EXERCISE OBJECTIVE ->
Copy out each line below that has the word "page" in it.

(Saved data entries)
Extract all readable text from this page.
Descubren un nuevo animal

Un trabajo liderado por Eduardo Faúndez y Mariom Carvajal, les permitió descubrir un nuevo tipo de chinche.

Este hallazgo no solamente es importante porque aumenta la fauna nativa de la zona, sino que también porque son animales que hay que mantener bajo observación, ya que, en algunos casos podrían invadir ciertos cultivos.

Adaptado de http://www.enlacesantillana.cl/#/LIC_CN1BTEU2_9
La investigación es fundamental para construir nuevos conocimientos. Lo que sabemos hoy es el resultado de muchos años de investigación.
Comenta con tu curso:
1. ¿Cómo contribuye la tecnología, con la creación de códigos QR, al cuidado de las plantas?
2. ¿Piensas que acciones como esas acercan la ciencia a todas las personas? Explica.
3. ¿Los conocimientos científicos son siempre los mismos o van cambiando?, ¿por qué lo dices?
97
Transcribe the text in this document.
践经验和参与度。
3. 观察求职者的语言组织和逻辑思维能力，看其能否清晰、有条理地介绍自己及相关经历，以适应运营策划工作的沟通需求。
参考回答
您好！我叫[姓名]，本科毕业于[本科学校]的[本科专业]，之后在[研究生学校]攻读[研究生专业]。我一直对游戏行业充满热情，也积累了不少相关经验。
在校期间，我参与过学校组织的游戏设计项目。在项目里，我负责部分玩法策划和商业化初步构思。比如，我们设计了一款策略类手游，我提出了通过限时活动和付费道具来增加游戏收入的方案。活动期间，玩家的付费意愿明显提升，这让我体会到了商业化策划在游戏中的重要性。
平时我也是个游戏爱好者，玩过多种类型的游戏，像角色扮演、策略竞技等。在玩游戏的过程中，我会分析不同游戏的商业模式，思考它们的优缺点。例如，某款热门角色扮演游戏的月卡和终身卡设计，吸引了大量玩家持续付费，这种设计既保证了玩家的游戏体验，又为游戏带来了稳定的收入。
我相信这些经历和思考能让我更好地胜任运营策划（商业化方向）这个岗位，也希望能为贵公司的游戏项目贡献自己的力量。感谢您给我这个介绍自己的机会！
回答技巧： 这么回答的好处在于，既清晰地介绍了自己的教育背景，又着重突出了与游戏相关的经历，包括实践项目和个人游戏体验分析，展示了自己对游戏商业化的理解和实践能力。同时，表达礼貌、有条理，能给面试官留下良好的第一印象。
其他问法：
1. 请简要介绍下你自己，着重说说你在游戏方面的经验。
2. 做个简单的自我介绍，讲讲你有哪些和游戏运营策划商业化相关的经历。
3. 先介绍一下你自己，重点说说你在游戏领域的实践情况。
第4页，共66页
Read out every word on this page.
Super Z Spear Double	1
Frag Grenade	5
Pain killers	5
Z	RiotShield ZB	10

OUTPUT FOR THIS TASK ->
Extract all readable text from this page.
Read out every word on this page.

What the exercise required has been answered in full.